___ Stored data ___

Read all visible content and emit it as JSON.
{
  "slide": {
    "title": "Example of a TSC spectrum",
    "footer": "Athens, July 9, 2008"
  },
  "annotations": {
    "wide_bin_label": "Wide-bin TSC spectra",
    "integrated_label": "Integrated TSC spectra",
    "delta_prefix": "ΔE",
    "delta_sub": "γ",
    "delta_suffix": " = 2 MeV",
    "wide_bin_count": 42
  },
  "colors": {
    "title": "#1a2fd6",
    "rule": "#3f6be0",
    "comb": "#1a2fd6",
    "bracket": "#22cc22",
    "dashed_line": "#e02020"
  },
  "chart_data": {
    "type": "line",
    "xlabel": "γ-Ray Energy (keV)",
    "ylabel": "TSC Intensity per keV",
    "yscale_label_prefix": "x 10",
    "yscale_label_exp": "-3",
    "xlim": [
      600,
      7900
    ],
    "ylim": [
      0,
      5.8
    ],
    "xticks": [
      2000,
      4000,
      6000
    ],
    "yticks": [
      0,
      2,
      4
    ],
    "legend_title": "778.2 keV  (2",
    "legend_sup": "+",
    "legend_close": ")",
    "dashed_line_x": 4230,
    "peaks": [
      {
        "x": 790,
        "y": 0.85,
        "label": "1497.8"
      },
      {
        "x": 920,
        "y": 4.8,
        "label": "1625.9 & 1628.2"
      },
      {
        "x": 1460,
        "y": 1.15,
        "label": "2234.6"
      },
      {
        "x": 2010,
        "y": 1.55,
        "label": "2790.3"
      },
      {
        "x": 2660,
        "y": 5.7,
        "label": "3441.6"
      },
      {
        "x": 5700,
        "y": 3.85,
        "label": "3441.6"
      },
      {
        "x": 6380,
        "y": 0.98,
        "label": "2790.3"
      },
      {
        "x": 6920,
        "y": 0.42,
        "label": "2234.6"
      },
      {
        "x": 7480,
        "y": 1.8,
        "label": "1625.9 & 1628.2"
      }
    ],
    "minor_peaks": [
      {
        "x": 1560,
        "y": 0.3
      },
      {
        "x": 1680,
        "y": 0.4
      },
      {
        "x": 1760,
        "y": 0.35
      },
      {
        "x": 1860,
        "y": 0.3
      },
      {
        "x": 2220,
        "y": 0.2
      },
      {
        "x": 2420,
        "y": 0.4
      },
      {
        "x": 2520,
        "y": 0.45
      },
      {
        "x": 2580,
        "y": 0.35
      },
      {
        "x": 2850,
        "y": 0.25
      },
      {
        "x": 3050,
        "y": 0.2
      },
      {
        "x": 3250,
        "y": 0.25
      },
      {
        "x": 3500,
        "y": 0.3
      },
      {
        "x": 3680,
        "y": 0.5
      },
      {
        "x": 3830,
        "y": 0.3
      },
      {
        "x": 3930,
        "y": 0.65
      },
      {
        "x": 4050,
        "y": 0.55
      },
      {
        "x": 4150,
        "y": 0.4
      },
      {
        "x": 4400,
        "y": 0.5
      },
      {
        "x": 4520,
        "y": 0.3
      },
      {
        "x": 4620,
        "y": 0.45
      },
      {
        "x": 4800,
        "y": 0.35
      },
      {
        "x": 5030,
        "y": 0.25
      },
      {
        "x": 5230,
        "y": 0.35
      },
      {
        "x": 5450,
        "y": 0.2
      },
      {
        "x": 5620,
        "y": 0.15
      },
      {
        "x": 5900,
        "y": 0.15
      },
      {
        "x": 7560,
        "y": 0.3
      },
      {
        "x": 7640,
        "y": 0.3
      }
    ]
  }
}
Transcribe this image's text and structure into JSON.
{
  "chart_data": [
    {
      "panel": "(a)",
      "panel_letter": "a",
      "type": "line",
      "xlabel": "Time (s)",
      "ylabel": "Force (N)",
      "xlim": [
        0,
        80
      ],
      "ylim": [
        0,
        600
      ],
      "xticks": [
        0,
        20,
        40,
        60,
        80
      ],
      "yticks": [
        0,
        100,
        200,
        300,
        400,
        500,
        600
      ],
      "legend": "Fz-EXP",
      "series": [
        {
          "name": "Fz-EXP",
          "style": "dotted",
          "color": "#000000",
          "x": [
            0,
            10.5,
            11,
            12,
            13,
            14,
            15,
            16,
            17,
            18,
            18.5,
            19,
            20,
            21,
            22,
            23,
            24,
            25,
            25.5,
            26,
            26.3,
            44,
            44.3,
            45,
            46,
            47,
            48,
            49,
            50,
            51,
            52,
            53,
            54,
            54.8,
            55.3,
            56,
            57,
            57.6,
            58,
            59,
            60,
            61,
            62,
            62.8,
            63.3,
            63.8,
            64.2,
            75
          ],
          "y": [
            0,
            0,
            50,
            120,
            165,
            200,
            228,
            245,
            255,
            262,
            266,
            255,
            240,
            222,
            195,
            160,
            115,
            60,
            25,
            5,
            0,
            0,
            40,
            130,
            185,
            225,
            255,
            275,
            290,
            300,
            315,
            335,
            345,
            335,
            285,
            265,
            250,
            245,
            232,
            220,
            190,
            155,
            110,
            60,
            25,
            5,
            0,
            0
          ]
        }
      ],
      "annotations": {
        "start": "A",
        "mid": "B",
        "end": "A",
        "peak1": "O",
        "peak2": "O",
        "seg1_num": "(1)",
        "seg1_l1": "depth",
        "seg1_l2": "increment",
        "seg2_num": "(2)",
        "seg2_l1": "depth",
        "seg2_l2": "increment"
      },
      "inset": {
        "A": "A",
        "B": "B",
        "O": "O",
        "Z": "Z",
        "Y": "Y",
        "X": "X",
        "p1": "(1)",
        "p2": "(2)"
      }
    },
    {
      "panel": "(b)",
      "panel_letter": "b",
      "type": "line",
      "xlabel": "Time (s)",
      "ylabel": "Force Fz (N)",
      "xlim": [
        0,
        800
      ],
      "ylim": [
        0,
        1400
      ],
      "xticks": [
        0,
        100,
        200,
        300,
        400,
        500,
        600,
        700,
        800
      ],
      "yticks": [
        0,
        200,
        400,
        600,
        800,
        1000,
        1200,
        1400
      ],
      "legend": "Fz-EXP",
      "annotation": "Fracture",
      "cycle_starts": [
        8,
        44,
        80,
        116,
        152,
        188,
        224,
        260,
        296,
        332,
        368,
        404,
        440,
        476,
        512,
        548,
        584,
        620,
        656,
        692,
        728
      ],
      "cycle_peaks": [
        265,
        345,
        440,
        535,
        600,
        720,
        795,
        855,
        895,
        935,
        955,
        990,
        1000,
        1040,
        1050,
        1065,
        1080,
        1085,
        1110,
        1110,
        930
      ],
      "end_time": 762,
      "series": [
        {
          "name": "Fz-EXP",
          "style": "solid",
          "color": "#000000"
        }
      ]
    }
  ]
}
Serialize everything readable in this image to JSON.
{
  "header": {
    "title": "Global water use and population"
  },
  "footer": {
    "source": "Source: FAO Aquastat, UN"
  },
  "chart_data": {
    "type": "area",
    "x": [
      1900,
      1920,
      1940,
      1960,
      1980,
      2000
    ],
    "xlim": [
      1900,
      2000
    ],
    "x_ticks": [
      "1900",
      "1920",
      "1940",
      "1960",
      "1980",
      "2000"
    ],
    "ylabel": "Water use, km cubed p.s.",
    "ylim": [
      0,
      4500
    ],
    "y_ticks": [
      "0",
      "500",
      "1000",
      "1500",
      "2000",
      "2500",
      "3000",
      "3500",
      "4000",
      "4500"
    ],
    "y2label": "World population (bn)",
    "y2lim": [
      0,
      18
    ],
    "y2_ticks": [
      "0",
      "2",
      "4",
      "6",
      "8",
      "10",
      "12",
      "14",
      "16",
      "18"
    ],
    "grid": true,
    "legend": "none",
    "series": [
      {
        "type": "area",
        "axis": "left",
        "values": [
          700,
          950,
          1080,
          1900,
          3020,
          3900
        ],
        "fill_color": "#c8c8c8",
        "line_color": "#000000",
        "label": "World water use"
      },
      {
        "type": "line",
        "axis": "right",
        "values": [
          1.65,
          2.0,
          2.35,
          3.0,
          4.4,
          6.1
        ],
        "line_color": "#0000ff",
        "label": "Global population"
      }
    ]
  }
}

___

**Problem to solve:**
Reproduce precisely the span of lines that begins at the line containing "Serialize everything readable" and ends with the last line of the listing.

**Solved exercise:**
Serialize everything readable in this image to JSON.
{
  "header": {
    "title": "Global water use and population"
  },
  "footer": {
    "source": "Source: FAO Aquastat, UN"
  },
  "chart_data": {
    "type": "area",
    "x": [
      1900,
      1920,
      1940,
      1960,
      1980,
      2000
    ],
    "xlim": [
      1900,
      2000
    ],
    "x_ticks": [
      "1900",
      "1920",
      "1940",
      "1960",
      "1980",
      "2000"
    ],
    "ylabel": "Water use, km cubed p.s.",
    "ylim": [
      0,
      4500
    ],
    "y_ticks": [
      "0",
      "500",
      "1000",
      "1500",
      "2000",
      "2500",
      "3000",
      "3500",
      "4000",
      "4500"
    ],
    "y2label": "World population (bn)",
    "y2lim": [
      0,
      18
    ],
    "y2_ticks": [
      "0",
      "2",
      "4",
      "6",
      "8",
      "10",
      "12",
      "14",
      "16",
      "18"
    ],
    "grid": true,
    "legend": "none",
    "series": [
      {
        "type": "area",
        "axis": "left",
        "values": [
          700,
          950,
          1080,
          1900,
          3020,
          3900
        ],
        "fill_color": "#c8c8c8",
        "line_color": "#000000",
        "label": "World water use"
      },
      {
        "type": "line",
        "axis": "right",
        "values": [
          1.65,
          2.0,
          2.35,
          3.0,
          4.4,
          6.1
        ],
        "line_color": "#0000ff",
        "label": "Global population"
      }
    ]
  }
}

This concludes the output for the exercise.